Problem requirements: Find the lines that hold the word "JSON" and return them.

====

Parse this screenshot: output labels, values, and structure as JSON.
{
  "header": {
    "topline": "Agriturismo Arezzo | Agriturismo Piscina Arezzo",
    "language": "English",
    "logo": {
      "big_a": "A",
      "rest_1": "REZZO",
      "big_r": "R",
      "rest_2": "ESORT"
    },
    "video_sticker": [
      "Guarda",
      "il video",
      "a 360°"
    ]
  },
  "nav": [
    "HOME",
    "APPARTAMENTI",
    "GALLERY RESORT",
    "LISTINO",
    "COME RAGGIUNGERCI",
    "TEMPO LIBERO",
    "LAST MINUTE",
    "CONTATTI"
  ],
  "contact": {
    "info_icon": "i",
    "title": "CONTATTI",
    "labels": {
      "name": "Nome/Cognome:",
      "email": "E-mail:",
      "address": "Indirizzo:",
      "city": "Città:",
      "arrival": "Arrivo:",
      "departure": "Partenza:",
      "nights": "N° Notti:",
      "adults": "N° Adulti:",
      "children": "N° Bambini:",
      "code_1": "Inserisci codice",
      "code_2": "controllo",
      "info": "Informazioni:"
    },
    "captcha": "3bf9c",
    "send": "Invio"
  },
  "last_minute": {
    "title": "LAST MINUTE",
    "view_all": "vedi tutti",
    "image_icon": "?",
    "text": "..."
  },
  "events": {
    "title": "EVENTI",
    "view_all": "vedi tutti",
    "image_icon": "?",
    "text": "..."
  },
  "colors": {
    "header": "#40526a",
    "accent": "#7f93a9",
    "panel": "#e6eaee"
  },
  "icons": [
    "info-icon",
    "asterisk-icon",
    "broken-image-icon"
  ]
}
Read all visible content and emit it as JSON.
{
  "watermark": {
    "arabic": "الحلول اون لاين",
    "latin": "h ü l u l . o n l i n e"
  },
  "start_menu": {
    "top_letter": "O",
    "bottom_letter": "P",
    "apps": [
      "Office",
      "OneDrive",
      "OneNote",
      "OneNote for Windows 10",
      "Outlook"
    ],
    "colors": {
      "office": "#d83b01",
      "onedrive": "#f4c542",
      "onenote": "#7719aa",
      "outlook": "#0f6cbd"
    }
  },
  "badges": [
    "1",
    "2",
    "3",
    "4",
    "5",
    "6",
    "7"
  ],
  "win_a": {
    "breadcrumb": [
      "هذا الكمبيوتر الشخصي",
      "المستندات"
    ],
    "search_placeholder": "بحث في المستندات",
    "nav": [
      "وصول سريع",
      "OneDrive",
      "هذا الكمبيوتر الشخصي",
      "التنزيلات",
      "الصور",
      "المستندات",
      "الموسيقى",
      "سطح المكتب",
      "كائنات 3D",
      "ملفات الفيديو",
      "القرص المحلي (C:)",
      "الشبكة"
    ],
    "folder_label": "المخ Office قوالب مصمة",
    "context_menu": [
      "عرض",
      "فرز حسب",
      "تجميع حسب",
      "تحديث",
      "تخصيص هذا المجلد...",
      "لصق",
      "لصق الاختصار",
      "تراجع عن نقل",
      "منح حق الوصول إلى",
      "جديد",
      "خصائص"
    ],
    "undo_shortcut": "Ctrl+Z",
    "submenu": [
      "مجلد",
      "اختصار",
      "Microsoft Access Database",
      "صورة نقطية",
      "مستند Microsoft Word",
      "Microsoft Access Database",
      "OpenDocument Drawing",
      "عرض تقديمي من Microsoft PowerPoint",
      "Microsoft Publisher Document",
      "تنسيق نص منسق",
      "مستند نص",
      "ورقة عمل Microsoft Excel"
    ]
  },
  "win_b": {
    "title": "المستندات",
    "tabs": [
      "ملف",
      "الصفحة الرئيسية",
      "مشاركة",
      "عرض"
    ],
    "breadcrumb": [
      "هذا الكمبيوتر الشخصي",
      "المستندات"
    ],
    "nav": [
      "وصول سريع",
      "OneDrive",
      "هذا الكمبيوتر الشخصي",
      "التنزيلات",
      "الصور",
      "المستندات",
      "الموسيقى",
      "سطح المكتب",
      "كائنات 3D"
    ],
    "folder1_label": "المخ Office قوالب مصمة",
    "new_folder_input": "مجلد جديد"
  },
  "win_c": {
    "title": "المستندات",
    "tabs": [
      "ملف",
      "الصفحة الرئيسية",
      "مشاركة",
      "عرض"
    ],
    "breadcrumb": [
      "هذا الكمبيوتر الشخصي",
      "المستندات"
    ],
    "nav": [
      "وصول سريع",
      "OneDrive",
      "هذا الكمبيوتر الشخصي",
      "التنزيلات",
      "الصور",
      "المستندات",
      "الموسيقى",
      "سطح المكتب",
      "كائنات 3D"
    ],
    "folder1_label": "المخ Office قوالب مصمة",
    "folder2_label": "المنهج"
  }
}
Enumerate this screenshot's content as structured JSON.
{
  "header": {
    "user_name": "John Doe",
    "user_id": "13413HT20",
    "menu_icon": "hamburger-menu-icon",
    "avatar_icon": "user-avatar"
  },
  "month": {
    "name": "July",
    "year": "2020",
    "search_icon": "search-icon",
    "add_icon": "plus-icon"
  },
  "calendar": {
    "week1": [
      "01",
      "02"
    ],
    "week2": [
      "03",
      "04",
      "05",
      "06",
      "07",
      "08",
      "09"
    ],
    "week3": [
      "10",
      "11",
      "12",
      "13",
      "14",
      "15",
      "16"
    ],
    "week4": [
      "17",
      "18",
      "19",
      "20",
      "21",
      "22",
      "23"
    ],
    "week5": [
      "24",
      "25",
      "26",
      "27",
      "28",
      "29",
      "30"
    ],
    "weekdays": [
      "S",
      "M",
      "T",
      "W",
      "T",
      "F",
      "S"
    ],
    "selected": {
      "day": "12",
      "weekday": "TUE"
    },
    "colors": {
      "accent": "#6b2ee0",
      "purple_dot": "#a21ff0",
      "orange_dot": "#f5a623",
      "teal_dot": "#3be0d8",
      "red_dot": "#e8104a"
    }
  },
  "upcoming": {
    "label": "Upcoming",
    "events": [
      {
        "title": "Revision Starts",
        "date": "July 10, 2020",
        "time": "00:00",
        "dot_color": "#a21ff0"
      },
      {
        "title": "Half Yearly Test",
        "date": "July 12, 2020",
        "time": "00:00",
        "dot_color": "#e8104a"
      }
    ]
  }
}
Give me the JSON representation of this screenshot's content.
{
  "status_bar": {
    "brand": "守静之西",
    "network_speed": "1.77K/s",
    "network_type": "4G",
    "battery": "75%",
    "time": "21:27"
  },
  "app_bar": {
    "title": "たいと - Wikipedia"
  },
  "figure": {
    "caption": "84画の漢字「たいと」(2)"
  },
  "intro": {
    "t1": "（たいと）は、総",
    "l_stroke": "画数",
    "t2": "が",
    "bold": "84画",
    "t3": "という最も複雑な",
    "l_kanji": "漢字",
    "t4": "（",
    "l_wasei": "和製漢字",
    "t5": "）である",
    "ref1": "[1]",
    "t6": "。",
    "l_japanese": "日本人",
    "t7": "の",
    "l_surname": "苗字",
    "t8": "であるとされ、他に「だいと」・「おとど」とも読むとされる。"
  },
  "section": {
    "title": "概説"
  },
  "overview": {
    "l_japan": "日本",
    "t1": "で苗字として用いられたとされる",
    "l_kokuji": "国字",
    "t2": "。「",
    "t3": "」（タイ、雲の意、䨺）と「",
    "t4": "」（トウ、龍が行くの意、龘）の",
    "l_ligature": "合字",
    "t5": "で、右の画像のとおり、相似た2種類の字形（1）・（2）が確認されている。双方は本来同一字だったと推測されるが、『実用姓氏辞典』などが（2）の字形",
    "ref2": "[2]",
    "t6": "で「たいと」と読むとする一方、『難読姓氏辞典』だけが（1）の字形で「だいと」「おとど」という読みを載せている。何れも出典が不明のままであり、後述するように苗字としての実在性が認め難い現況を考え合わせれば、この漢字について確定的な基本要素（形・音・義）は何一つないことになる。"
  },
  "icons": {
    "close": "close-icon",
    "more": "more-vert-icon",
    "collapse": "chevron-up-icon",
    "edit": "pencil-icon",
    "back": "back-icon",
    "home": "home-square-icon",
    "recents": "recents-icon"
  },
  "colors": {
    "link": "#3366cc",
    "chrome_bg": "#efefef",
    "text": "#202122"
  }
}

====

Task output:
Parse this screenshot: output labels, values, and structure as JSON.
Read all visible content and emit it as JSON.
Enumerate this screenshot's content as structured JSON.
Give me the JSON representation of this screenshot's content.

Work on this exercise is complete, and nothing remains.